### LISTED ENTRIES
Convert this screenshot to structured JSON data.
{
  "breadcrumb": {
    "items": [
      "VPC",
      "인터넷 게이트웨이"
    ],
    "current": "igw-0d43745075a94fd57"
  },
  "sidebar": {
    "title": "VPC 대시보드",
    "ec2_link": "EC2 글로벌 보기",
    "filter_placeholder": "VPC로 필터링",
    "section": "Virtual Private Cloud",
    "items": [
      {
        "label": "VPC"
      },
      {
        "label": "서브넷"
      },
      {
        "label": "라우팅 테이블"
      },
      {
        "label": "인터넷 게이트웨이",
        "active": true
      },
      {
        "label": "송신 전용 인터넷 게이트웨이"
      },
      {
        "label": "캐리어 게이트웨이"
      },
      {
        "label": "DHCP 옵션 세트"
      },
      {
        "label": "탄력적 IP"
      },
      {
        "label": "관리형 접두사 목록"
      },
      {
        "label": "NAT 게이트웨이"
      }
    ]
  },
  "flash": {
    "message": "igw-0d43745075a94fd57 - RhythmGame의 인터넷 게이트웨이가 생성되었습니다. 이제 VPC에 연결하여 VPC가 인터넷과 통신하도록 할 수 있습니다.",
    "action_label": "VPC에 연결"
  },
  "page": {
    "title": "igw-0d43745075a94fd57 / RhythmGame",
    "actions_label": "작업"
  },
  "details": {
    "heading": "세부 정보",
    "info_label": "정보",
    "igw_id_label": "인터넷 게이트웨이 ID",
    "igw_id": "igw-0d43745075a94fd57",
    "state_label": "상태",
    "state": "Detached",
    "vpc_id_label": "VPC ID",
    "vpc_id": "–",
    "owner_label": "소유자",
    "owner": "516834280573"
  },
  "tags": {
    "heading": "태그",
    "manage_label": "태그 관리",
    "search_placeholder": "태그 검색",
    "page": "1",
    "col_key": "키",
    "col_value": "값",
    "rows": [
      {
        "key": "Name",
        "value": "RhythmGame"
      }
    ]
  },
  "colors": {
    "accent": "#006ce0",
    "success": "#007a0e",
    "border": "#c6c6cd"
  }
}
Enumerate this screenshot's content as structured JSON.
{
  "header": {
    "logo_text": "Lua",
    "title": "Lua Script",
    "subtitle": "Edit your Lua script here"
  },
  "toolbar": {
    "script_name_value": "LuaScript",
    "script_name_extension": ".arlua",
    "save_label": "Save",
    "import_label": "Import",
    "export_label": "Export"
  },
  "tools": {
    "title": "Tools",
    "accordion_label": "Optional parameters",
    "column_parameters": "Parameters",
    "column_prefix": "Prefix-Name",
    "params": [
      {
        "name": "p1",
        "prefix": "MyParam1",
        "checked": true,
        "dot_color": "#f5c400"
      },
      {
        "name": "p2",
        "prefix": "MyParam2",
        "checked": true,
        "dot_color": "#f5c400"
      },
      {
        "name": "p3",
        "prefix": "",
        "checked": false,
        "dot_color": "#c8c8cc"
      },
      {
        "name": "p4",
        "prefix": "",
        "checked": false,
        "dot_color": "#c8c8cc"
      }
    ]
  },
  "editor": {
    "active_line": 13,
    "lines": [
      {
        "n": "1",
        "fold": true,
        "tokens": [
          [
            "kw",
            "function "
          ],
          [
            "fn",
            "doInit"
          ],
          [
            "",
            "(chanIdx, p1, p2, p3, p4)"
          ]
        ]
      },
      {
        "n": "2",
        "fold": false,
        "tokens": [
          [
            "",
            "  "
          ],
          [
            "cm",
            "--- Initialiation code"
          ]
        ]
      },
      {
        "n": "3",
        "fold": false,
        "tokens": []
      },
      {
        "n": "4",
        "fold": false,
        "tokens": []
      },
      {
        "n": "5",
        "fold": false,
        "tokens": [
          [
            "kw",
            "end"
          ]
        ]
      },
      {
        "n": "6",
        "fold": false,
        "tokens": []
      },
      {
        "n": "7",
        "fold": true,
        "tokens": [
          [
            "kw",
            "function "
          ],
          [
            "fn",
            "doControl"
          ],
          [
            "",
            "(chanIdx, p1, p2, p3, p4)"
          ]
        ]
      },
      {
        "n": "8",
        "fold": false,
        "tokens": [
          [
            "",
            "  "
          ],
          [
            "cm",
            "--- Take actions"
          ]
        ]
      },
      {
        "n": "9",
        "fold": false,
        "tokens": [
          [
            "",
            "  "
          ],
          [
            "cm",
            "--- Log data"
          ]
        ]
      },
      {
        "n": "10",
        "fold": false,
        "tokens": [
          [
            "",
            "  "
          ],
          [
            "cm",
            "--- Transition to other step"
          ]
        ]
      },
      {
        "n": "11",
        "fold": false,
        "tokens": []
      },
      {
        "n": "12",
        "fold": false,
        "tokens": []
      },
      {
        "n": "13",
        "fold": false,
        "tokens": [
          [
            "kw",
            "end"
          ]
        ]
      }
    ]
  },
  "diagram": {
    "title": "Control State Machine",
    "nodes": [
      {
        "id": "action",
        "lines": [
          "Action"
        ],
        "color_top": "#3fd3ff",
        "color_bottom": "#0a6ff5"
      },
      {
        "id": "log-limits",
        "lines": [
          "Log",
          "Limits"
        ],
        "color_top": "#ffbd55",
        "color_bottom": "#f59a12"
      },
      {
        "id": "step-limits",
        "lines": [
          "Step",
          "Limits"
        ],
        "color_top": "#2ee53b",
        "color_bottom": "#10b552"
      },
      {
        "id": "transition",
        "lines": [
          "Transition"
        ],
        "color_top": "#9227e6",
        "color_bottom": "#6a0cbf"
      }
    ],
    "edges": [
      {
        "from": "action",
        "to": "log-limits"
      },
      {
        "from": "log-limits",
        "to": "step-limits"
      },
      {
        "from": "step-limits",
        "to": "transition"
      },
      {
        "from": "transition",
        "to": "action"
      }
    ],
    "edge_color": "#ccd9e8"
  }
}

### STATED PROBLEM
Go through the records and print each one exactly.

### PROBLEM SOLUTION
Convert this screenshot to structured JSON data.
{
  "breadcrumb": {
    "items": [
      "VPC",
      "인터넷 게이트웨이"
    ],
    "current": "igw-0d43745075a94fd57"
  },
  "sidebar": {
    "title": "VPC 대시보드",
    "ec2_link": "EC2 글로벌 보기",
    "filter_placeholder": "VPC로 필터링",
    "section": "Virtual Private Cloud",
    "items": [
      {
        "label": "VPC"
      },
      {
        "label": "서브넷"
      },
      {
        "label": "라우팅 테이블"
      },
      {
        "label": "인터넷 게이트웨이",
        "active": true
      },
      {
        "label": "송신 전용 인터넷 게이트웨이"
      },
      {
        "label": "캐리어 게이트웨이"
      },
      {
        "label": "DHCP 옵션 세트"
      },
      {
        "label": "탄력적 IP"
      },
      {
        "label": "관리형 접두사 목록"
      },
      {
        "label": "NAT 게이트웨이"
      }
    ]
  },
  "flash": {
    "message": "igw-0d43745075a94fd57 - RhythmGame의 인터넷 게이트웨이가 생성되었습니다. 이제 VPC에 연결하여 VPC가 인터넷과 통신하도록 할 수 있습니다.",
    "action_label": "VPC에 연결"
  },
  "page": {
    "title": "igw-0d43745075a94fd57 / RhythmGame",
    "actions_label": "작업"
  },
  "details": {
    "heading": "세부 정보",
    "info_label": "정보",
    "igw_id_label": "인터넷 게이트웨이 ID",
    "igw_id": "igw-0d43745075a94fd57",
    "state_label": "상태",
    "state": "Detached",
    "vpc_id_label": "VPC ID",
    "vpc_id": "–",
    "owner_label": "소유자",
    "owner": "516834280573"
  },
  "tags": {
    "heading": "태그",
    "manage_label": "태그 관리",
    "search_placeholder": "태그 검색",
    "page": "1",
    "col_key": "키",
    "col_value": "값",
    "rows": [
      {
        "key": "Name",
        "value": "RhythmGame"
      }
    ]
  },
  "colors": {
    "accent": "#006ce0",
    "success": "#007a0e",
    "border": "#c6c6cd"
  }
}
Enumerate this screenshot's content as structured JSON.
{
  "header": {
    "logo_text": "Lua",
    "title": "Lua Script",
    "subtitle": "Edit your Lua script here"
  },
  "toolbar": {
    "script_name_value": "LuaScript",
    "script_name_extension": ".arlua",
    "save_label": "Save",
    "import_label": "Import",
    "export_label": "Export"
  },
  "tools": {
    "title": "Tools",
    "accordion_label": "Optional parameters",
    "column_parameters": "Parameters",
    "column_prefix": "Prefix-Name",
    "params": [
      {
        "name": "p1",
        "prefix": "MyParam1",
        "checked": true,
        "dot_color": "#f5c400"
      },
      {
        "name": "p2",
        "prefix": "MyParam2",
        "checked": true,
        "dot_color": "#f5c400"
      },
      {
        "name": "p3",
        "prefix": "",
        "checked": false,
        "dot_color": "#c8c8cc"
      },
      {
        "name": "p4",
        "prefix": "",
        "checked": false,
        "dot_color": "#c8c8cc"
      }
    ]
  },
  "editor": {
    "active_line": 13,
    "lines": [
      {
        "n": "1",
        "fold": true,
        "tokens": [
          [
            "kw",
            "function "
          ],
          [
            "fn",
            "doInit"
          ],
          [
            "",
            "(chanIdx, p1, p2, p3, p4)"
          ]
        ]
      },
      {
        "n": "2",
        "fold": false,
        "tokens": [
          [
            "",
            "  "
          ],
          [
            "cm",
            "--- Initialiation code"
          ]
        ]
      },
      {
        "n": "3",
        "fold": false,
        "tokens": []
      },
      {
        "n": "4",
        "fold": false,
        "tokens": []
      },
      {
        "n": "5",
        "fold": false,
        "tokens": [
          [
            "kw",
            "end"
          ]
        ]
      },
      {
        "n": "6",
        "fold": false,
        "tokens": []
      },
      {
        "n": "7",
        "fold": true,
        "tokens": [
          [
            "kw",
            "function "
          ],
          [
            "fn",
            "doControl"
          ],
          [
            "",
            "(chanIdx, p1, p2, p3, p4)"
          ]
        ]
      },
      {
        "n": "8",
        "fold": false,
        "tokens": [
          [
            "",
            "  "
          ],
          [
            "cm",
            "--- Take actions"
          ]
        ]
      },
      {
        "n": "9",
        "fold": false,
        "tokens": [
          [
            "",
            "  "
          ],
          [
            "cm",
            "--- Log data"
          ]
        ]
      },
      {
        "n": "10",
        "fold": false,
        "tokens": [
          [
            "",
            "  "
          ],
          [
            "cm",
            "--- Transition to other step"
          ]
        ]
      },
      {
        "n": "11",
        "fold": false,
        "tokens": []
      },
      {
        "n": "12",
        "fold": false,
        "tokens": []
      },
      {
        "n": "13",
        "fold": false,
        "tokens": [
          [
            "kw",
            "end"
          ]
        ]
      }
    ]
  },
  "diagram": {
    "title": "Control State Machine",
    "nodes": [
      {
        "id": "action",
        "lines": [
          "Action"
        ],
        "color_top": "#3fd3ff",
        "color_bottom": "#0a6ff5"
      },
      {
        "id": "log-limits",
        "lines": [
          "Log",
          "Limits"
        ],
        "color_top": "#ffbd55",
        "color_bottom": "#f59a12"
      },
      {
        "id": "step-limits",
        "lines": [
          "Step",
          "Limits"
        ],
        "color_top": "#2ee53b",
        "color_bottom": "#10b552"
      },
      {
        "id": "transition",
        "lines": [
          "Transition"
        ],
        "color_top": "#9227e6",
        "color_bottom": "#6a0cbf"
      }
    ],
    "edges": [
      {
        "from": "action",
        "to": "log-limits"
      },
      {
        "from": "log-limits",
        "to": "step-limits"
      },
      {
        "from": "step-limits",
        "to": "transition"
      },
      {
        "from": "transition",
        "to": "action"
      }
    ],
    "edge_color": "#ccd9e8"
  }
}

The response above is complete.